** BEGIN Records for the exercise **

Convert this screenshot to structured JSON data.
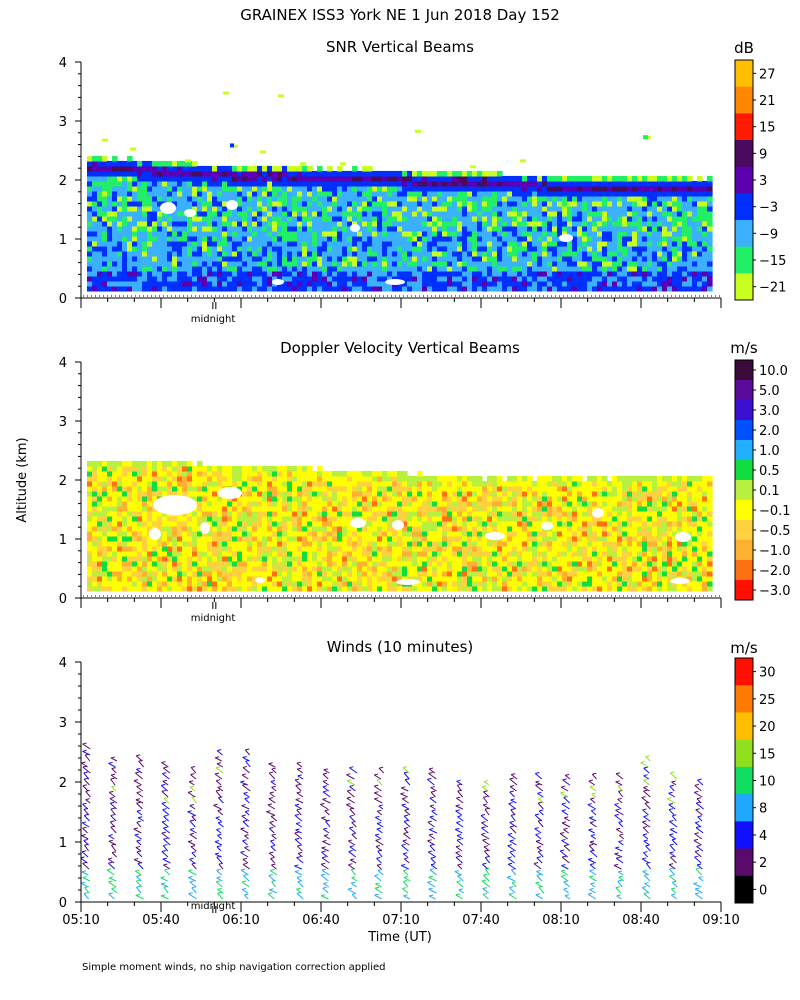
{
  "figure_title": "GRAINEX ISS3 York NE    1 Jun 2018 Day 152",
  "ylabel": "Altitude (km)",
  "xlabel": "Time (UT)",
  "footnote": "Simple moment winds, no ship navigation correction applied",
  "midnight_label": "midnight",
  "chart_data": [
    {
      "type": "heatmap",
      "title": "SNR Vertical Beams",
      "unit": "dB",
      "ylim": [
        0,
        4
      ],
      "yticks": [
        "0",
        "1",
        "2",
        "3",
        "4"
      ],
      "time_range_utc": [
        "05:10",
        "09:10"
      ],
      "echo_top_km": [
        2.35,
        2.3,
        2.25,
        2.2,
        2.2,
        2.15,
        2.15,
        2.1,
        2.1,
        2.05,
        2.0,
        2.0,
        2.0,
        2.0
      ],
      "colorbar": {
        "labels": [
          "27",
          "21",
          "15",
          "9",
          "3",
          "−3",
          "−9",
          "−15",
          "−21"
        ],
        "colors": [
          "#ffbf00",
          "#ff8800",
          "#ff1a00",
          "#4a0a5e",
          "#5a00b0",
          "#0030ff",
          "#3ab0ff",
          "#22ee66",
          "#c8ff20"
        ]
      }
    },
    {
      "type": "heatmap",
      "title": "Doppler Velocity Vertical Beams",
      "unit": "m/s",
      "ylim": [
        0,
        4
      ],
      "yticks": [
        "0",
        "1",
        "2",
        "3",
        "4"
      ],
      "time_range_utc": [
        "05:10",
        "09:10"
      ],
      "echo_top_km": [
        2.3,
        2.3,
        2.25,
        2.2,
        2.2,
        2.15,
        2.1,
        2.05,
        2.0,
        2.0,
        2.0,
        2.0,
        2.0,
        2.0
      ],
      "colorbar": {
        "labels": [
          "10.0",
          "5.0",
          "3.0",
          "2.0",
          "1.0",
          "0.5",
          "0.1",
          "−0.1",
          "−0.5",
          "−1.0",
          "−2.0",
          "−3.0"
        ],
        "colors": [
          "#3a0a3a",
          "#5a0a9a",
          "#3a10d0",
          "#0050ff",
          "#20b0ff",
          "#10dd40",
          "#b8f040",
          "#ffff00",
          "#ffd040",
          "#ffb030",
          "#ff7010",
          "#ff1000"
        ]
      }
    },
    {
      "type": "scatter",
      "title": "Winds (10 minutes)",
      "unit": "m/s",
      "ylim": [
        0,
        4
      ],
      "yticks": [
        "0",
        "1",
        "2",
        "3",
        "4"
      ],
      "xticks": [
        "05:10",
        "05:40",
        "06:10",
        "06:40",
        "07:10",
        "07:40",
        "08:10",
        "08:40",
        "09:10"
      ],
      "profile_times_utc": [
        "05:10",
        "05:20",
        "05:30",
        "05:40",
        "05:50",
        "06:00",
        "06:10",
        "06:20",
        "06:30",
        "06:40",
        "06:50",
        "07:00",
        "07:10",
        "07:20",
        "07:30",
        "07:40",
        "07:50",
        "08:00",
        "08:10",
        "08:20",
        "08:30",
        "08:40",
        "08:50",
        "09:00"
      ],
      "profile_top_km": [
        2.6,
        2.4,
        2.4,
        2.3,
        2.2,
        2.5,
        2.5,
        2.3,
        2.3,
        2.2,
        2.2,
        2.2,
        2.2,
        2.2,
        2.0,
        2.0,
        2.1,
        2.1,
        2.1,
        2.1,
        2.1,
        2.4,
        2.1,
        2.0
      ],
      "colorbar": {
        "labels": [
          "30",
          "25",
          "20",
          "15",
          "10",
          "8",
          "4",
          "2",
          "0"
        ],
        "colors": [
          "#ff1000",
          "#ff7a00",
          "#ffbf00",
          "#90e020",
          "#10dd60",
          "#20a8ff",
          "#1010ff",
          "#5a0a6a",
          "#000000"
        ]
      }
    }
  ]
}
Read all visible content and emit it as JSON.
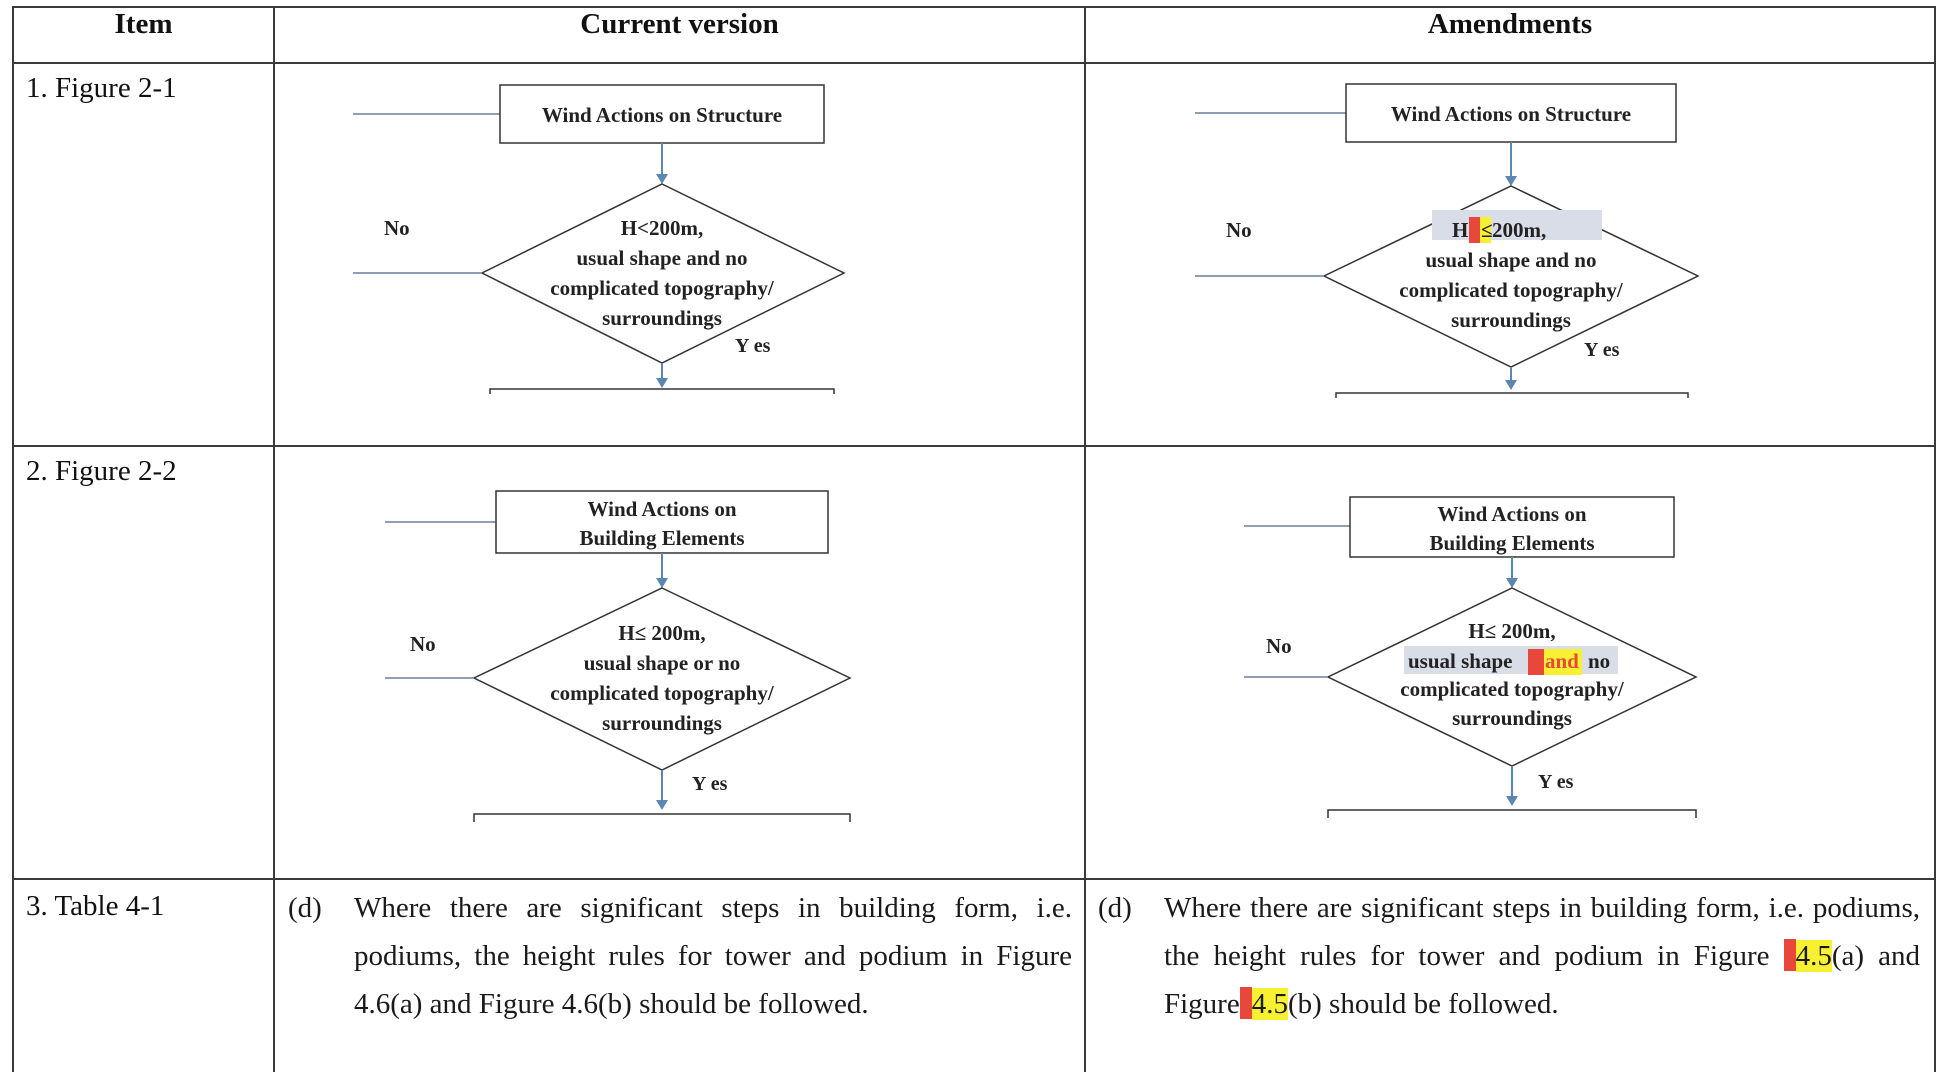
{
  "headers": {
    "item": "Item",
    "current": "Current version",
    "amendments": "Amendments"
  },
  "rows": [
    {
      "label": "1.  Figure 2-1",
      "current": {
        "box_line1": "Wind Actions on Structure",
        "box_line2": "",
        "no": "No",
        "yes": "Y es",
        "d1": "H<200m,",
        "d2": "usual shape and no",
        "d3": "complicated topography/",
        "d4": "surroundings"
      },
      "amend": {
        "box_line1": "Wind Actions on Structure",
        "box_line2": "",
        "no": "No",
        "yes": "Y es",
        "d1_pre": "H",
        "d1_hl": "≤",
        "d1_post": "200m,",
        "d2": "usual shape and no",
        "d3": "complicated topography/",
        "d4": "surroundings"
      }
    },
    {
      "label": "2.  Figure 2-2",
      "current": {
        "box_line1": "Wind Actions on",
        "box_line2": "Building Elements",
        "no": "No",
        "yes": "Y es",
        "d1": "H≤ 200m,",
        "d2": "usual shape or no",
        "d3": "complicated topography/",
        "d4": "surroundings"
      },
      "amend": {
        "box_line1": "Wind Actions on",
        "box_line2": "Building Elements",
        "no": "No",
        "yes": "Y es",
        "d1": "H≤ 200m,",
        "d2_pre": "usual shape",
        "d2_hl": "and",
        "d2_post": "no",
        "d3": "complicated topography/",
        "d4": "surroundings"
      }
    },
    {
      "label": "3.  Table 4-1",
      "current": {
        "letter": "(d)",
        "text": "Where there are significant steps in building form, i.e. podiums, the height rules for tower and podium in Figure 4.6(a) and Figure 4.6(b) should be followed."
      },
      "amend": {
        "letter": "(d)",
        "part1": "Where there are significant steps in building form, i.e. podiums, the height rules for tower and podium in Figure ",
        "hl1": "4.5",
        "part2": "(a) and Figure",
        "hl2": "4.5",
        "part3": "(b) should be followed."
      }
    }
  ],
  "colors": {
    "rule": "#3a3a3a",
    "arrow": "#5b87b0",
    "highlight": "#f7f033",
    "marker": "#e8483a"
  }
}
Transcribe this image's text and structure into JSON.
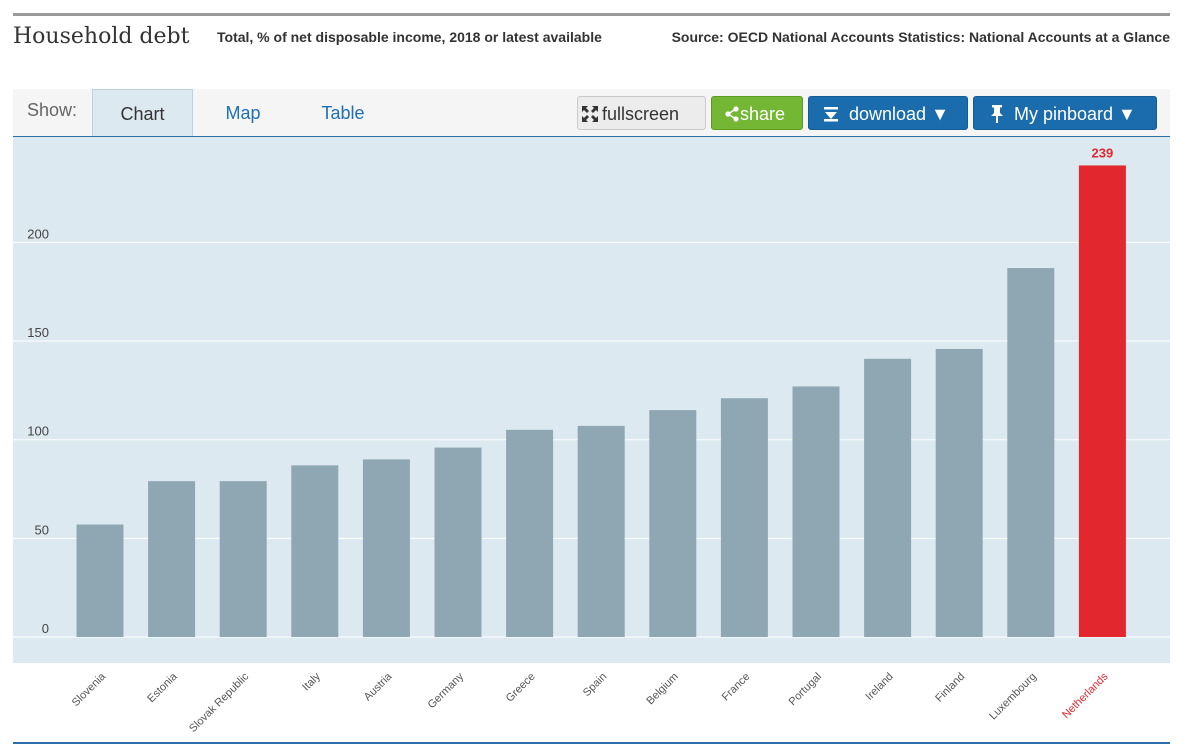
{
  "header": {
    "title": "Household debt",
    "subtitle": "Total, % of net disposable income, 2018 or latest available",
    "source": "Source: OECD National Accounts Statistics: National Accounts at a Glance"
  },
  "toolbar": {
    "show_label": "Show:",
    "tabs": [
      {
        "label": "Chart",
        "active": true
      },
      {
        "label": "Map",
        "active": false
      },
      {
        "label": "Table",
        "active": false
      }
    ],
    "fullscreen_label": "fullscreen",
    "share_label": "share",
    "download_label": "download ▼",
    "pinboard_label": "My pinboard ▼"
  },
  "colors": {
    "bar": "#8fa6b3",
    "highlight": "#e3272f",
    "plot_background": "#dde9f0",
    "accent": "#1a6cad",
    "share": "#74b734"
  },
  "chart_data": {
    "type": "bar",
    "title": "Household debt",
    "subtitle": "Total, % of net disposable income, 2018 or latest available",
    "xlabel": "",
    "ylabel": "",
    "categories": [
      "Slovenia",
      "Estonia",
      "Slovak Republic",
      "Italy",
      "Austria",
      "Germany",
      "Greece",
      "Spain",
      "Belgium",
      "France",
      "Portugal",
      "Ireland",
      "Finland",
      "Luxembourg",
      "Netherlands"
    ],
    "values": [
      57,
      79,
      79,
      87,
      90,
      96,
      105,
      107,
      115,
      121,
      127,
      141,
      146,
      187,
      239
    ],
    "highlight_category": "Netherlands",
    "highlight_value_label": "239",
    "yticks": [
      0,
      50,
      100,
      150,
      200
    ],
    "ylim": [
      0,
      245
    ],
    "grid": true,
    "legend": "none"
  }
}
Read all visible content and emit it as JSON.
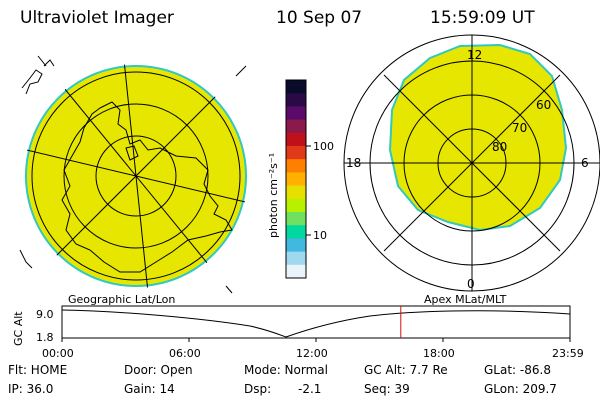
{
  "header": {
    "title": "Ultraviolet Imager",
    "date": "10 Sep 07",
    "time": "15:59:09 UT"
  },
  "colorbar": {
    "unit_label": "photon cm⁻²s⁻¹",
    "ticks": [
      "100",
      "10"
    ],
    "colors": [
      "#0a0a2a",
      "#2a0a44",
      "#5a0a6a",
      "#8a1a4a",
      "#c0101a",
      "#e03a1a",
      "#ff8000",
      "#ffb000",
      "#e6e000",
      "#b8f000",
      "#70e060",
      "#00d8a0",
      "#40b8e0",
      "#a0d8f0",
      "#e8f4f8"
    ]
  },
  "left_map": {
    "label": "Geographic Lat/Lon"
  },
  "right_map": {
    "label": "Apex  MLat/MLT",
    "mlt": {
      "top": "12",
      "left": "18",
      "right": "6",
      "bottom": "0"
    },
    "lats": [
      "80",
      "70",
      "60"
    ]
  },
  "altitude_plot": {
    "y_label": "GC Alt",
    "y_ticks": [
      "9.0",
      "1.8"
    ],
    "x_ticks": [
      "00:00",
      "06:00",
      "12:00",
      "18:00",
      "23:59"
    ],
    "current_time_frac": 0.667
  },
  "status": {
    "flt": "Flt: HOME",
    "ip": "IP: 36.0",
    "door": "Door: Open",
    "gain": "Gain: 14",
    "mode": "Mode: Normal",
    "dsp": "Dsp:",
    "dsp_value": "-2.1",
    "gc_alt": "GC Alt: 7.7 Re",
    "seq": "Seq: 39",
    "glat": "GLat: -86.8",
    "glon": "GLon: 209.7"
  },
  "colors": {
    "aurora": "#e6e600",
    "edge": "#30c8c0",
    "marker": "#d01010"
  }
}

** END Records for the exercise **

Written task. Which lines hold the word "tower"? Copy all of them.

Written reply.
        "text": "Where there are significant steps in building form, i.e. podiums, the height rules for tower and podium in Figure 4.6(a) and Figure 4.6(b) should be followed."
        "part1": "Where there are significant steps in building form, i.e. podiums, the height rules for tower and podium in Figure ",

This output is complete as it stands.